**Exercise aim:** Copy all the entries below exactly, but not the pictures.

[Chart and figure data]

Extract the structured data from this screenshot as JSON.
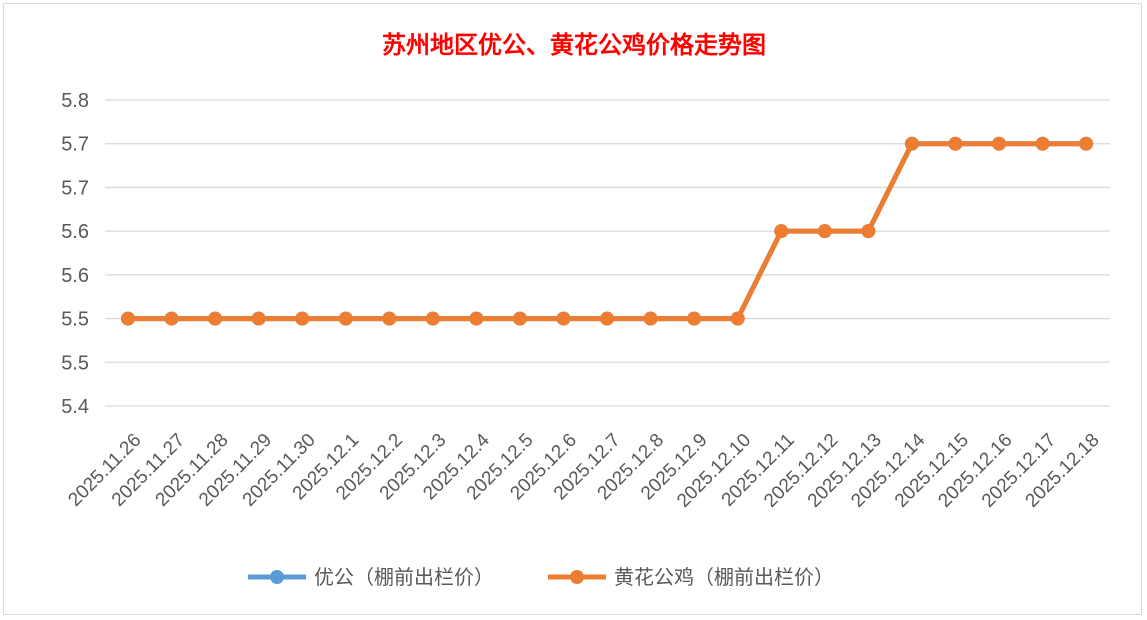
{
  "chart_data": {
    "type": "line",
    "title": "苏州地区优公、黄花公鸡价格走势图",
    "title_color": "#ff0000",
    "categories": [
      "2025.11.26",
      "2025.11.27",
      "2025.11.28",
      "2025.11.29",
      "2025.11.30",
      "2025.12.1",
      "2025.12.2",
      "2025.12.3",
      "2025.12.4",
      "2025.12.5",
      "2025.12.6",
      "2025.12.7",
      "2025.12.8",
      "2025.12.9",
      "2025.12.10",
      "2025.12.11",
      "2025.12.12",
      "2025.12.13",
      "2025.12.14",
      "2025.12.15",
      "2025.12.16",
      "2025.12.17",
      "2025.12.18"
    ],
    "y_ticks": [
      "5.4",
      "5.5",
      "5.5",
      "5.6",
      "5.6",
      "5.7",
      "5.7",
      "5.8"
    ],
    "ylim": [
      5.4,
      5.75
    ],
    "grid": true,
    "legend_position": "bottom",
    "series": [
      {
        "name": "优公（棚前出栏价）",
        "color": "#5b9bd5",
        "values": [
          5.5,
          5.5,
          5.5,
          5.5,
          5.5,
          5.5,
          5.5,
          5.5,
          5.5,
          5.5,
          5.5,
          5.5,
          5.5,
          5.5,
          5.5,
          5.6,
          5.6,
          5.6,
          5.7,
          5.7,
          5.7,
          5.7,
          5.7
        ]
      },
      {
        "name": "黄花公鸡（棚前出栏价）",
        "color": "#ed7d31",
        "values": [
          5.5,
          5.5,
          5.5,
          5.5,
          5.5,
          5.5,
          5.5,
          5.5,
          5.5,
          5.5,
          5.5,
          5.5,
          5.5,
          5.5,
          5.5,
          5.6,
          5.6,
          5.6,
          5.7,
          5.7,
          5.7,
          5.7,
          5.7
        ]
      }
    ]
  }
}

**Written reply:**
Extract the structured data from this screenshot as JSON.
{
  "chart_data": {
    "type": "line",
    "title": "苏州地区优公、黄花公鸡价格走势图",
    "title_color": "#ff0000",
    "categories": [
      "2025.11.26",
      "2025.11.27",
      "2025.11.28",
      "2025.11.29",
      "2025.11.30",
      "2025.12.1",
      "2025.12.2",
      "2025.12.3",
      "2025.12.4",
      "2025.12.5",
      "2025.12.6",
      "2025.12.7",
      "2025.12.8",
      "2025.12.9",
      "2025.12.10",
      "2025.12.11",
      "2025.12.12",
      "2025.12.13",
      "2025.12.14",
      "2025.12.15",
      "2025.12.16",
      "2025.12.17",
      "2025.12.18"
    ],
    "y_ticks": [
      "5.4",
      "5.5",
      "5.5",
      "5.6",
      "5.6",
      "5.7",
      "5.7",
      "5.8"
    ],
    "ylim": [
      5.4,
      5.75
    ],
    "grid": true,
    "legend_position": "bottom",
    "series": [
      {
        "name": "优公（棚前出栏价）",
        "color": "#5b9bd5",
        "values": [
          5.5,
          5.5,
          5.5,
          5.5,
          5.5,
          5.5,
          5.5,
          5.5,
          5.5,
          5.5,
          5.5,
          5.5,
          5.5,
          5.5,
          5.5,
          5.6,
          5.6,
          5.6,
          5.7,
          5.7,
          5.7,
          5.7,
          5.7
        ]
      },
      {
        "name": "黄花公鸡（棚前出栏价）",
        "color": "#ed7d31",
        "values": [
          5.5,
          5.5,
          5.5,
          5.5,
          5.5,
          5.5,
          5.5,
          5.5,
          5.5,
          5.5,
          5.5,
          5.5,
          5.5,
          5.5,
          5.5,
          5.6,
          5.6,
          5.6,
          5.7,
          5.7,
          5.7,
          5.7,
          5.7
        ]
      }
    ]
  }
}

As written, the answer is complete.